▶ [REQUIRED ACTIONS]
**A.** Repeat, word for word, everything in the passage on Tim Rave's appointment and Medicaid expansion from "Regent isn’t a" down to "her culture-war campaign.".
**B.** Carry on the discussion of Tim Rave's Regents appointment and Medicaid expansion, starting right after its last line.

▶ [EXERCISE PASSAGE]
┌──
Regent isn’t a full-time job; members still hold down their full-time jobs and take time off for monthly meetings and occasional grand-poobah-pery. But especially in Kristi-land, you don’t get cushy, splashy appointments like that if you aren’t a Kristi loyalist. Kristi Noem has always opposed Medicaid expansion and the horse it rode in on. Continuing to fight Medicaid expansion is good for her political brand. It is thus highly unlikely that she would appoint a passionate public advocate for Medicaid expansion to any important position, especially not to a Board of Regents that she wants to remake and control as a wing of her culture-war campaign.
Rave has been a Noem shill since the beginning of her career as a political celebrity. Rave now enjoys a cushy appointment where Noem will expect him to do her bidding in bringing our public universities in line with her authoritarianism. Can we really trust Rave to work for Kristi, then step out of his Regental confabs and eagerly promote a Medicaid expansion initiative that would undermine Noem’s message, her vote total in 2022, and her springboard to the GOP Presidential primary in 2024?
“Rave On.” It’s a good song by Buddy Holly. I went to a rave once, and did some Ecstasy. It made the Rave tolerable.
One has to be on drugs, Bob, to endure ‘Kristi-culture’ and Trumpism!
Hence her now famous trademark “METH-We’re on It!”
Rave is old school, good ole boys all the way. Not a creative person very main stream whatever the puppeteer directs. This again is a sad day for SD.
There are two Medicaid expansion efforts. One spearheaded by Tim Johnson’s son, the other with Rick Weiland. Is Rave with one of those groups?
Tim Johnson’s son Brendan is the prime sponsor and one of the lawyers for Amendment A, the marijuana measure we passed last year but which Gov. Noem has blocked in court. Unless some news has broken that I haven’t heard, Brendan Johnson is not involved with either Medicaid expansion measure.
Bob, was that the rave you wore the borrowed black leather and your best fishing hat to? I remember that well. Tim Rave, well he’s a hirsute little fella with a heavy beard and he’s got your best interests in mind.
└──
▶ [DATA]
┌──
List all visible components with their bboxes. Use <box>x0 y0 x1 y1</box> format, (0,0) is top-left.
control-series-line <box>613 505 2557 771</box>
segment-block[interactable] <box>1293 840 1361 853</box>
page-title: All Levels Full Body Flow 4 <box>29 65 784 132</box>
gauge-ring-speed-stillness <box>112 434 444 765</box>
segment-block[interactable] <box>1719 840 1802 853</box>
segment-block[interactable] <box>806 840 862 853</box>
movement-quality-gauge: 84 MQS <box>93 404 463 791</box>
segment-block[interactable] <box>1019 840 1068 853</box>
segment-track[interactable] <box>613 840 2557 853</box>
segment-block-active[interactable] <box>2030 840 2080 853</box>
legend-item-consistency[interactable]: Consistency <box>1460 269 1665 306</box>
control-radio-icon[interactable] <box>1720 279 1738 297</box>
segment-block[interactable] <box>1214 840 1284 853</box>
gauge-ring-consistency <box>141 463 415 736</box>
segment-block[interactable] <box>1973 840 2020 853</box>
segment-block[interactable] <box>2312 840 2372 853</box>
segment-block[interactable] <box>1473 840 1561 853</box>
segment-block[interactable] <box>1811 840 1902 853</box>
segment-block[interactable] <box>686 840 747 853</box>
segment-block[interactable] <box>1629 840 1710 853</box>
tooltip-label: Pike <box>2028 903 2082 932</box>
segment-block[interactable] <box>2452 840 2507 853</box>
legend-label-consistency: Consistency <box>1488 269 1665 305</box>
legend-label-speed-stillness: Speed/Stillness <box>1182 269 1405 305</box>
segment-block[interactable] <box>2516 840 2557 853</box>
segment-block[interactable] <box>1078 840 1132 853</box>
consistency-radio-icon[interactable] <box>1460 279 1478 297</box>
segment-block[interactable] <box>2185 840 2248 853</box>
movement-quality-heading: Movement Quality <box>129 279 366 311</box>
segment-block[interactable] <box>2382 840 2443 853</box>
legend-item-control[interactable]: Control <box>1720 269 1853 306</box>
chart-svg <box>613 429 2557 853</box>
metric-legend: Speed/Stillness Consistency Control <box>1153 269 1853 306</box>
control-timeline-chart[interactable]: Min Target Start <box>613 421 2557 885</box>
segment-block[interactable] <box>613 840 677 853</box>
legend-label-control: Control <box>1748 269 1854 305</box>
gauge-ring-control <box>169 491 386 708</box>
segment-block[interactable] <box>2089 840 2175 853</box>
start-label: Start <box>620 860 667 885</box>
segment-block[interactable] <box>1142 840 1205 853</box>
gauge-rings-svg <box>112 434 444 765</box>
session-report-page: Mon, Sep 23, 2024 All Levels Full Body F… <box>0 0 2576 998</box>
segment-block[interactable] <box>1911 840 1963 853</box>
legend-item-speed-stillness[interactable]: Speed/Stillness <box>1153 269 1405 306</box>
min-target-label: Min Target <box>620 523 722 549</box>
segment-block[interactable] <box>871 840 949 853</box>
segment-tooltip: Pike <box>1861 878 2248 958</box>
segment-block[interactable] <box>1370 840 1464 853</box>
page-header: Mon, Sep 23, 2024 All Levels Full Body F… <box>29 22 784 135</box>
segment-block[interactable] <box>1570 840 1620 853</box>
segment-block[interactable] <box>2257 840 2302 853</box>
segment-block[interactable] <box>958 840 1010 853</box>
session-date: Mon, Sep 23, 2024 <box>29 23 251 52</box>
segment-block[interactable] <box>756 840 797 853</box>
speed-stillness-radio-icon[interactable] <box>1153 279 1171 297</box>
└──
▶ [RESPONSES BY TASK]
**A.**
Regent isn’t a full-time job; members still hold down their full-time jobs and take time off for monthly meetings and occasional grand-poobah-pery. But especially in Kristi-land, you don’t get cushy, splashy appointments like that if you aren’t a Kristi loyalist. Kristi Noem has always opposed Medicaid expansion and the horse it rode in on. Continuing to fight Medicaid expansion is good for her political brand. It is thus highly unlikely that she would appoint a passionate public advocate for Medicaid expansion to any important position, especially not to a Board of Regents that she wants to remake and control as a wing of her culture-war campaign.

**B.**
This is the classic Republican approach to health care, which is to do nothing. In fact, I am still waiting for Trump’s health care plan. The only time Republicans seem to be able to be proactive on health care is if they can turn it into a tax cut, like when they consistently suggest that HSAs are the answer to all of our health care needs.
Although, HSAs are of little value unless you have the funds to save, which many South Dakotans do not have due to our low wage Republican agenda in this state.
When Tom Price headed HHS under Trump, he often talked about access, but he never talked about affordability, but that’s because the Republican Party likes to keep health care in this state, and country, as some sort of perverted Darwinist experiment, where saving lives is secondary to saving money.
The confusion which Rave has submitted into this debate over the expansion of Medicaid in this state is merely an other attempt by Republicans to try to dilute the health care debate, point fingers, scream socialism, and give the illusion of solvency like Trump’s promise of a new comprehensive health care plan.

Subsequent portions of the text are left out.